-- start of RAW RECORDS --
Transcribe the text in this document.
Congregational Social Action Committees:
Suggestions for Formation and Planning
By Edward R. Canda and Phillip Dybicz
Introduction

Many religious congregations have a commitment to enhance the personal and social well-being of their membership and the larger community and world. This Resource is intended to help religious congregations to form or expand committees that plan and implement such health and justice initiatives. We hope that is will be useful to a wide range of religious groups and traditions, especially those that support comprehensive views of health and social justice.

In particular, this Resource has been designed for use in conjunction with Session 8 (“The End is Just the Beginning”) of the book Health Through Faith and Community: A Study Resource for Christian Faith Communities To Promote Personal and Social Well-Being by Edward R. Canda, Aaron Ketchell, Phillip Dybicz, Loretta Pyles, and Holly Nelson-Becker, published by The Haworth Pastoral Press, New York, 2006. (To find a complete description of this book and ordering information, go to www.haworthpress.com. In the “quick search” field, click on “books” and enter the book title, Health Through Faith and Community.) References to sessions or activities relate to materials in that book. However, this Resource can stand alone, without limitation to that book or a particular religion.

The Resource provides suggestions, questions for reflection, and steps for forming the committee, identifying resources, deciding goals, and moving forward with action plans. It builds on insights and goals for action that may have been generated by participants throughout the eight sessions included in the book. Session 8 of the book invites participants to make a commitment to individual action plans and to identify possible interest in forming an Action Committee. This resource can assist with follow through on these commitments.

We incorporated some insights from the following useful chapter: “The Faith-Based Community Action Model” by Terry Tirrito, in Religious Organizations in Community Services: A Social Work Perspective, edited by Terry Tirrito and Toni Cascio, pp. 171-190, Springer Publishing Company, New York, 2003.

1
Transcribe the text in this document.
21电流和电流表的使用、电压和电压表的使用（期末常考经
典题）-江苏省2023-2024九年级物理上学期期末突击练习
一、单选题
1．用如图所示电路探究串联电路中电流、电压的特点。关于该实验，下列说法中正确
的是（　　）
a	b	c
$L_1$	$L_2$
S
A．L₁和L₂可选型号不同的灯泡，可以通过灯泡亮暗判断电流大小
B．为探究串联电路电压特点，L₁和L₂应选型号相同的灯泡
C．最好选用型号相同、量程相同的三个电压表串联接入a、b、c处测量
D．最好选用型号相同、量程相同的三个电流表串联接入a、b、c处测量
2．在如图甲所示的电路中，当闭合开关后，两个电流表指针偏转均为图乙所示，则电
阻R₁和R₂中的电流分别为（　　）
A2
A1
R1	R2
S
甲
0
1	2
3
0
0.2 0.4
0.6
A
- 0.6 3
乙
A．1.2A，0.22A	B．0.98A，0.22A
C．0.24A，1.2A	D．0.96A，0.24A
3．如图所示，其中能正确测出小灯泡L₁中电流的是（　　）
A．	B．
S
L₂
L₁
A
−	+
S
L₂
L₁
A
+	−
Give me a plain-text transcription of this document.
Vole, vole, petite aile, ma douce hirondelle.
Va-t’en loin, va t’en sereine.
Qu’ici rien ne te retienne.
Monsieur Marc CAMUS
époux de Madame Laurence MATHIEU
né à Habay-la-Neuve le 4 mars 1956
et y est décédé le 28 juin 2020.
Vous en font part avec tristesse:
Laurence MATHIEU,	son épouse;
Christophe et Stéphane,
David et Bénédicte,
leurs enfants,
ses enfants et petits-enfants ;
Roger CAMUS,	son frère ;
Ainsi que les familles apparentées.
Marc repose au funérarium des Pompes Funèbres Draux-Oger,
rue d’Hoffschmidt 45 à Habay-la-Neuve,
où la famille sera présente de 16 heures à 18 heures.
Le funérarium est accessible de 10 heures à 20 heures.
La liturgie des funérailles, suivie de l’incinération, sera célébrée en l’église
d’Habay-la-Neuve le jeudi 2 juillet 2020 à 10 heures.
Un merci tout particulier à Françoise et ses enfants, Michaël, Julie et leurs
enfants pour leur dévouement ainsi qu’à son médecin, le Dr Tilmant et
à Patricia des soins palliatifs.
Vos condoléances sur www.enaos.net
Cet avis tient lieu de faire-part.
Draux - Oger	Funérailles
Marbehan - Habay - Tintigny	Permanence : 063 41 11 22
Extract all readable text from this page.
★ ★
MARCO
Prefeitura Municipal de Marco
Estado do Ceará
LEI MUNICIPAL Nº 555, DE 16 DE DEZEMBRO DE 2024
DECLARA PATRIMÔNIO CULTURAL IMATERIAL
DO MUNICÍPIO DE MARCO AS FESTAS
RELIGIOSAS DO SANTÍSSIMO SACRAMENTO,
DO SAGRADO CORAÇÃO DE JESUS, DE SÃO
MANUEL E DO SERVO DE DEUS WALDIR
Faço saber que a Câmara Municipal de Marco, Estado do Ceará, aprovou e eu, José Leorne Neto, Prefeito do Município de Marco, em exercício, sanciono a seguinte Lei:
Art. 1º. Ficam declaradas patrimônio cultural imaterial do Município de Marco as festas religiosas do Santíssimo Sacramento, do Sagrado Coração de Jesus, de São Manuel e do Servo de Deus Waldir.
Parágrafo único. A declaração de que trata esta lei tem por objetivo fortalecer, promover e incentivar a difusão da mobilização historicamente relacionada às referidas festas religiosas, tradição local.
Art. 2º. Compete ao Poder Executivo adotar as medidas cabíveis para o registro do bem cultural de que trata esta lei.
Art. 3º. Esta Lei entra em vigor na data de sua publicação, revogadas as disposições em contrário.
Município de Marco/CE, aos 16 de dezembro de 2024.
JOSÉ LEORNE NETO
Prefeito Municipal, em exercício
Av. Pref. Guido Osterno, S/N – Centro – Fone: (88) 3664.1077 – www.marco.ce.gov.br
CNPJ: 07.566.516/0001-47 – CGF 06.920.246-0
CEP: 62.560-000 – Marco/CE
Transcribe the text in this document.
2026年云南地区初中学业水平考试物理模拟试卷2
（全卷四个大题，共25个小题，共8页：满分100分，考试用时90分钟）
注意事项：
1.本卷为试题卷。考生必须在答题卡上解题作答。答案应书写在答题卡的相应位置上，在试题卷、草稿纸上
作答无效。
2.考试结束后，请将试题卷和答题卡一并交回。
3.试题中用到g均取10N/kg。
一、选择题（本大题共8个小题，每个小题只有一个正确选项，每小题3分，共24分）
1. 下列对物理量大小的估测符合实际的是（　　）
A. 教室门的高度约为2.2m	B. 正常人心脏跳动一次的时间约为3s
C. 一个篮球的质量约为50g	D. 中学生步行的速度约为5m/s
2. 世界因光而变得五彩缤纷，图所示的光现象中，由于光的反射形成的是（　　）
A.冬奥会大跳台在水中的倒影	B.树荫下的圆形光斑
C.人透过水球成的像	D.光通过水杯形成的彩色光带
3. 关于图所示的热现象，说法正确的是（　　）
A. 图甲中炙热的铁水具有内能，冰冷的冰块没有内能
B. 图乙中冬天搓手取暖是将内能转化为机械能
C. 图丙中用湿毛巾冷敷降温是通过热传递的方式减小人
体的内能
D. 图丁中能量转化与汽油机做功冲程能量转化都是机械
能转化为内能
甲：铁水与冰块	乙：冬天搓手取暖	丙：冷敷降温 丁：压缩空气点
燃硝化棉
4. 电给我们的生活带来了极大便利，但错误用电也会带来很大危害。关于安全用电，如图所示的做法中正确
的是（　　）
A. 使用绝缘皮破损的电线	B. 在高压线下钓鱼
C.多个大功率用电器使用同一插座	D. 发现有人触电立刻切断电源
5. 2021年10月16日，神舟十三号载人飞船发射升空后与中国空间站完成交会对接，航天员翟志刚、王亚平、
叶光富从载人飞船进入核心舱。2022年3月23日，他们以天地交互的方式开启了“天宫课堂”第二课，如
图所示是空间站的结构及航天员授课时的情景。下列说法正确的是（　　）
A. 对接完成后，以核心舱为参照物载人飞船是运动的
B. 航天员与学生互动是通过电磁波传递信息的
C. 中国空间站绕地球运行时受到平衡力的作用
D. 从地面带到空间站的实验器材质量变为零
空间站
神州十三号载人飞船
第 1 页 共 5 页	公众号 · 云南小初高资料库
-- end of RAW RECORDS --
Only lines holding the string "exercício" are wanted; gather each one from the entries above.

Faço saber que a Câmara Municipal de Marco, Estado do Ceará, aprovou e eu, José Leorne Neto, Prefeito do Município de Marco, em exercício, sanciono a seguinte Lei:
Prefeito Municipal, em exercício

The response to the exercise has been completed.